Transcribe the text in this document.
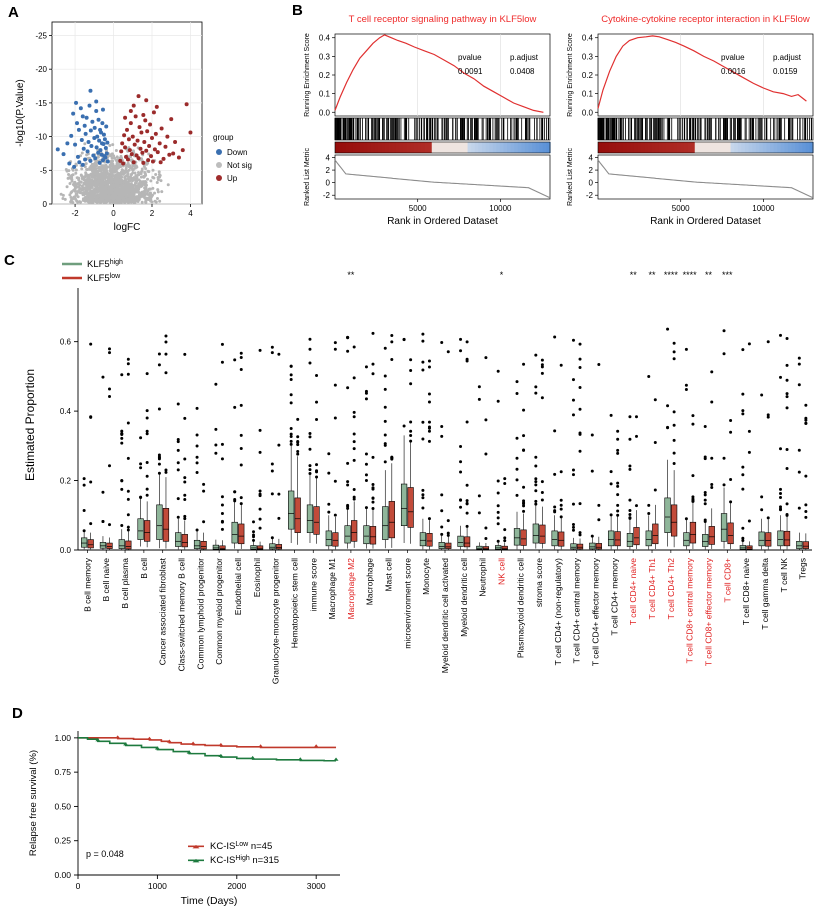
A	B
C
D
0
-5
-10
-15
-20
-25
-2	0	2	4
logFC
-log10(P.Value)	group
Down
Not sig
Up
T cell receptor signaling pathway in KLF5low
0.0
0.1
0.2
0.3
0.4
Running Enrichment Score	pvalue	p.adjust
0.0091	0.0408
-2
0
2
4
Ranked List Metric
5000	10000
Rank in Ordered Dataset
Cytokine-cytokine receptor interaction in KLF5low
0.0
0.1
0.2
0.3
0.4
Running Enrichment Score	pvalue	p.adjust
0.0016	0.0159
-2
0
2
4
Ranked List Metric
5000	10000
Rank in Ordered Dataset
0.0
0.2
0.4
0.6
Estimated Proportion
$KLF5^{high}$
$KLF5^{low}$
B cell memory B cell naive B cell plasma B cell Cancer associated fibroblast Class-switched memory B cell Common lymphoid progenitor Common myeloid progenitor Endothelial cell Eosinophil Granulocyte-monocyte progenitor Hematopoietic stem cell immune score Macrophage M1
**
Macrophage M2 Macrophage Mast cell microenvironment score Monocyte Myeloid dendritic cell activated Myeloid dendritic cell Neutrophil
*
NK cell Plasmacytoid dendritic cell stroma score T cell CD4+ (non-regulatory) T cell CD4+ central memory T cell CD4+ effector memory T cell CD4+ memory
**
T cell CD4+ naive
**
T cell CD4+ Th1
****
T cell CD4+ Th2
****
T cell CD8+ central memory
**
T cell CD8+ effector memory
***
T cell CD8+ T cell CD8+ naive T cell gamma delta T cell NK Tregs
0.00
0.25
0.50
0.75
1.00
0	1000	2000	3000
Time (Days)
Relapse free survival (%)	p = 0.048
$KC-IS^{Low}$ n=45
$KC-IS^{High}$ n=315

○ ○ ○

Copy out all the records exactly, excluding pictures.

### EXPECTED OUTPUT
Transcribe the text in this document.
A	B
C
D
0
-5
-10
-15
-20
-25
-2	0	2	4
logFC
-log10(P.Value)	group
Down
Not sig
Up
T cell receptor signaling pathway in KLF5low
0.0
0.1
0.2
0.3
0.4
Running Enrichment Score	pvalue	p.adjust
0.0091	0.0408
-2
0
2
4
Ranked List Metric
5000	10000
Rank in Ordered Dataset
Cytokine-cytokine receptor interaction in KLF5low
0.0
0.1
0.2
0.3
0.4
Running Enrichment Score	pvalue	p.adjust
0.0016	0.0159
-2
0
2
4
Ranked List Metric
5000	10000
Rank in Ordered Dataset
0.0
0.2
0.4
0.6
Estimated Proportion
$KLF5^{high}$
$KLF5^{low}$
B cell memory B cell naive B cell plasma B cell Cancer associated fibroblast Class-switched memory B cell Common lymphoid progenitor Common myeloid progenitor Endothelial cell Eosinophil Granulocyte-monocyte progenitor Hematopoietic stem cell immune score Macrophage M1
**
Macrophage M2 Macrophage Mast cell microenvironment score Monocyte Myeloid dendritic cell activated Myeloid dendritic cell Neutrophil
*
NK cell Plasmacytoid dendritic cell stroma score T cell CD4+ (non-regulatory) T cell CD4+ central memory T cell CD4+ effector memory T cell CD4+ memory
**
T cell CD4+ naive
**
T cell CD4+ Th1
****
T cell CD4+ Th2
****
T cell CD8+ central memory
**
T cell CD8+ effector memory
***
T cell CD8+ T cell CD8+ naive T cell gamma delta T cell NK Tregs
0.00
0.25
0.50
0.75
1.00
0	1000	2000	3000
Time (Days)
Relapse free survival (%)	p = 0.048
$KC-IS^{Low}$ n=45
$KC-IS^{High}$ n=315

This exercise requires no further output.